Data records.
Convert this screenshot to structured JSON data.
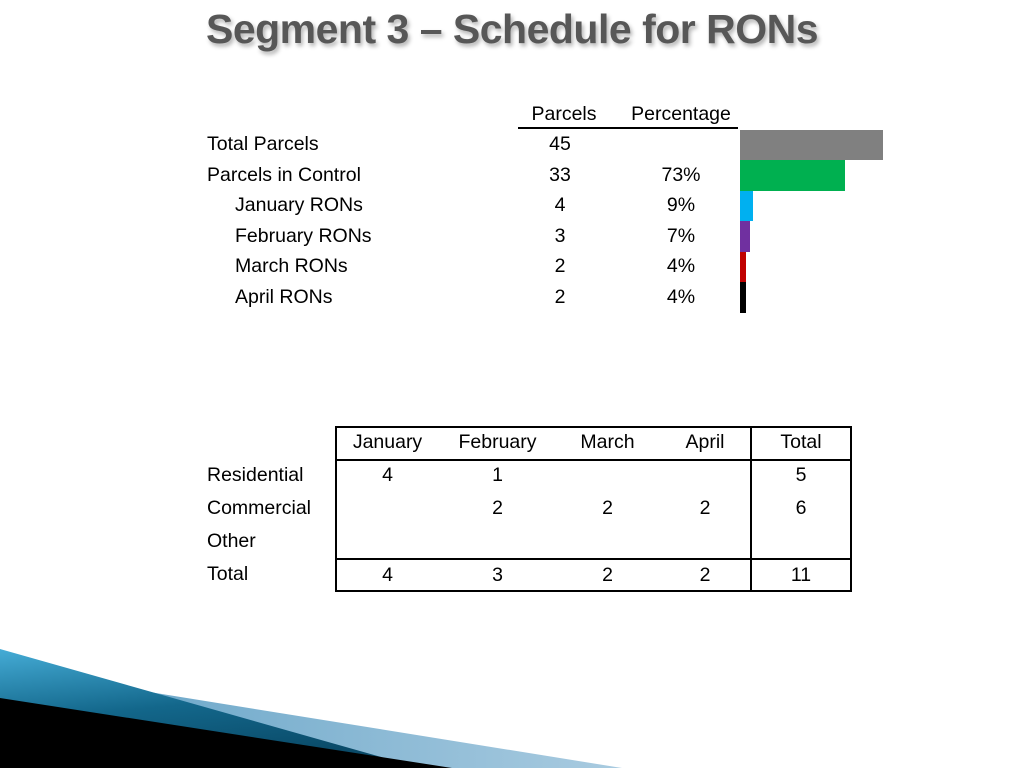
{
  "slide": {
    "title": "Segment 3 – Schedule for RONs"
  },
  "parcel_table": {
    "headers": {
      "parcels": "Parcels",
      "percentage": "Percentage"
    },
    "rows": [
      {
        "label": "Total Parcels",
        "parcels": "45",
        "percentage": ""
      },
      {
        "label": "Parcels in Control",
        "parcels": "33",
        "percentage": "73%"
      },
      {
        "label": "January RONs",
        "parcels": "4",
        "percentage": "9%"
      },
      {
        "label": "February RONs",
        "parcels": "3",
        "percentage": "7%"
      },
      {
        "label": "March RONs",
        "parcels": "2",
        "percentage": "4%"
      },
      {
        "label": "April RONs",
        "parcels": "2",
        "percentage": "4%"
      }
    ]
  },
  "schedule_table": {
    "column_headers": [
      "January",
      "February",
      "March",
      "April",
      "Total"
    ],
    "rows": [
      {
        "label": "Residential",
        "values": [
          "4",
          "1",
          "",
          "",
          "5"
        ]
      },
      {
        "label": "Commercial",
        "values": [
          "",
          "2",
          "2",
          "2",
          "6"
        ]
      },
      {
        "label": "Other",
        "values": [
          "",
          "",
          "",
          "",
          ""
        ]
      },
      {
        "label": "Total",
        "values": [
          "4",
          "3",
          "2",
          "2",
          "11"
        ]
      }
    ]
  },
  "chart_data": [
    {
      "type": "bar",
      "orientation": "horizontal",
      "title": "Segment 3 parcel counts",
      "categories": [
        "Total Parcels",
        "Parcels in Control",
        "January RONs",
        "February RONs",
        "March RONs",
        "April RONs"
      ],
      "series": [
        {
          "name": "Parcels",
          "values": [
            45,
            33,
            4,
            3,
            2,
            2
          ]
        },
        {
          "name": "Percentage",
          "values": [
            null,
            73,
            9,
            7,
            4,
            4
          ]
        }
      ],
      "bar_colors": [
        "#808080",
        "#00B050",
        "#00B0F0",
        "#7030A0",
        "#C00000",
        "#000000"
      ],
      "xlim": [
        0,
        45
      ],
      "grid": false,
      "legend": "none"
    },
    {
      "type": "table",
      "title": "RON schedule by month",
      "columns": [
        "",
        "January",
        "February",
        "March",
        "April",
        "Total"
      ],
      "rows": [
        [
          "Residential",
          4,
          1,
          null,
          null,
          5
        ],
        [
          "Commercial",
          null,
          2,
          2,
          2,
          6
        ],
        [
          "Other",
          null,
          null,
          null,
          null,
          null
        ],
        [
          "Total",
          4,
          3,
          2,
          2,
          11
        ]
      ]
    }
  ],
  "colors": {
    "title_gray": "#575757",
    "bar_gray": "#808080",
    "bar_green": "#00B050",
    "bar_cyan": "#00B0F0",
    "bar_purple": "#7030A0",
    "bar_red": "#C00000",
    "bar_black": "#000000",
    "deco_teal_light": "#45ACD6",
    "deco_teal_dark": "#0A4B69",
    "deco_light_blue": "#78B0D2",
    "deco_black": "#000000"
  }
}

---

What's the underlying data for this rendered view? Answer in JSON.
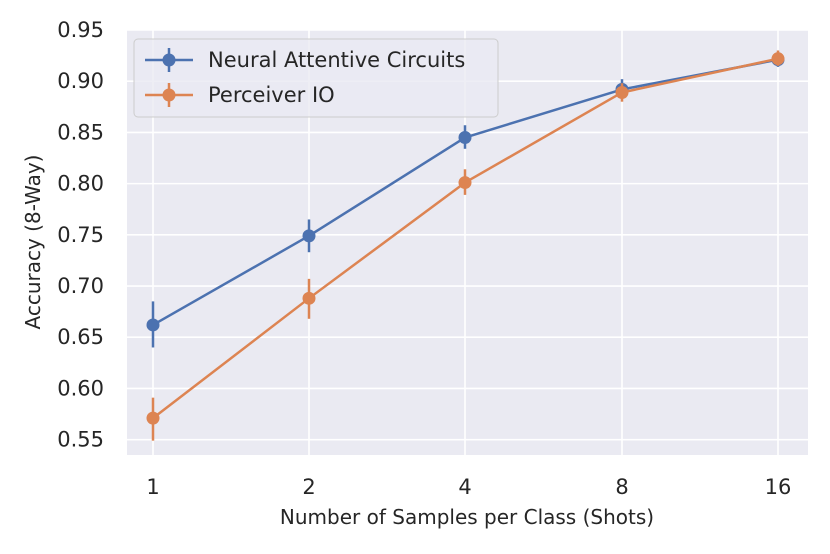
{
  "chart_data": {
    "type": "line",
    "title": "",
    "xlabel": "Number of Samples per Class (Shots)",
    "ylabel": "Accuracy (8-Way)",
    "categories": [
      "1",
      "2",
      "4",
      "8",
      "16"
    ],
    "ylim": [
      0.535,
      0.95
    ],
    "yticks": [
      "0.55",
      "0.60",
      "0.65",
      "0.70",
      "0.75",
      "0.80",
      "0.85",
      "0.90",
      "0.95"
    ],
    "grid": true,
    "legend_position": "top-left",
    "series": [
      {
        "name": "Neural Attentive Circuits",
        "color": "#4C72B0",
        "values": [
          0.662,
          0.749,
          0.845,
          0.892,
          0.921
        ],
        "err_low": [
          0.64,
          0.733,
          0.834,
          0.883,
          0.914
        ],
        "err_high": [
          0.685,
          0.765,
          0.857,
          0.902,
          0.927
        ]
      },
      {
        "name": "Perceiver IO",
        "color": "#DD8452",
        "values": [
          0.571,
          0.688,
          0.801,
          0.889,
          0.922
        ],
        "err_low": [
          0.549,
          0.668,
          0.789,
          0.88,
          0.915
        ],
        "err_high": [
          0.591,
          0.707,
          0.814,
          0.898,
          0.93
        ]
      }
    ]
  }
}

Problem. Every line that holds the string "JSON" should be returned.

In response.
Convert this screenshot to structured JSON data.
What's the underlying data for this rendered view? Answer in JSON.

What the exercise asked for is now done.